**À faire**
1 – Réécrivez sous forme de liste, plus brièvement, le paragraphe de l'extrait choisi qui commence par « 1. Tout est parti d'une phrase », en conservant ses faits principaux.
2 – Poursuivez l'article sur la Libye et la charia à la suite de sa dernière phrase.

───── Extrait choisi

La Libye, la charia et nous, par Bernard-Henri Lévy

 

 

Que faut-il penser de cette affaire de charia ? Et se pourrait-il que l’on n’ait soutenu les insurgés de Benghazi que pour se retrouver avec, à l’arrivée, un Etat interdisant le divorce et réinstaurant la polygamie ? Précisions. Explications.

 

1. Tout est parti d’une phrase. Une seule phrase. Elle n’a certes pas été prononcée, cette phrase, par le premier venu puisqu’il s’agit de Mustafa Abdeljalil, président du Conseil national de transition et père de la victoire. Mais, président ou pas, Abdeljalil est membre d’un Conseil dont les décisions sont collégiales. Et ce Conseil est, comme son nom l’indique, un organe de transition qui n’a pas vocation à édicter les lois de la future Libye.

 

Abdeljalil a exprimé une opinion.

 

Peut-être un vœu.

 

Peut-être n’était-ce même pas un vœu mais un gage donné à la minorité de combattants islamistes qui ont payé le tribut le plus lourd à la libération.

──────────
───── Matériel recueilli

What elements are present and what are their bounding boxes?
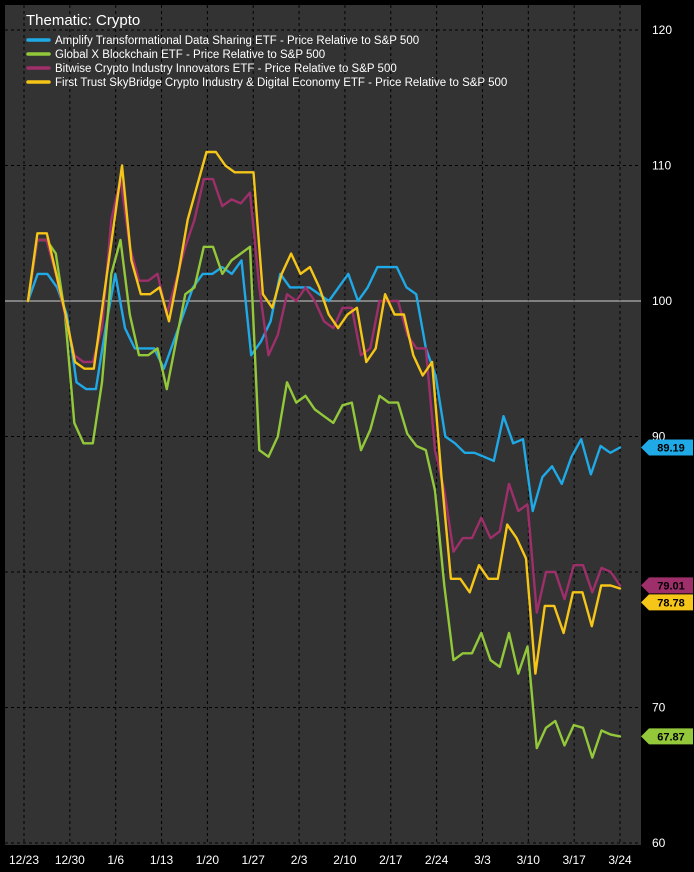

──────────

**Problèmes résolus**
1 –
- Tout est parti d'une seule phrase, prononcée par Mustafa Abdeljalil, président du Conseil national de transition et père de la victoire.
- Abdeljalil est membre d'un Conseil dont les décisions sont collégiales.
- Ce Conseil est un organe de transition qui n'a pas vocation à édicter les lois de la future Libye.

2 –
 

Et, quand bien même il aurait exprimé le fond de sa pensée, quel poids cela aurait-il quand on sait qu’il s’est engagé, comme tout le CNT, à ne pas briguer de poste dans la Libye d’après la transition ?

 

Il faudra, pour savoir à quoi ressemblera cette Libye, attendre la Constituante dans huit mois. Puis les élections générales. Puis le type de gouvernement qui en sortira. Faire comme si une petite phrase prononcée, dans la chaleur d’un meeting, par un homme estimable mais en train de quitter la scène suffisait à « faire basculer » le pays relève de la malveillance, du parti pris.

 

2. Il y a charia et charia. Et il faut, avant d’entonner le grand air de la régression et de la glaciation, savoir de quoi on parle.

 

Charia, d’abord, n’est pas un gros mot.

 

Comme « djihad » (qui signifie « effort spirituel » et que les islamistes ont fini par traduire en « guerre sainte »), comme « fatwa » (qui veut dire « avis religieux » et où le monde, à cause de l’affaire Rushdie, a pris l’habitude d’entendre « condamnation à mort »), le mot même de charia est l’enjeu d’une guerre sémantique sans merci mais continue de signifier, heureusement, pour la majorité des musulmans, quelque chose d’éminemment respectable.

 

C’est un terme qui apparaît cinq fois dans le Coran et que les traductions françaises rendent par « voie ».

 

Ce n’est pas le nom d’un « code », encore moins d’un « carcan » exhaustif de règles, mais d’un ensemble de « valeurs » soumises à l’interprétation des docteurs.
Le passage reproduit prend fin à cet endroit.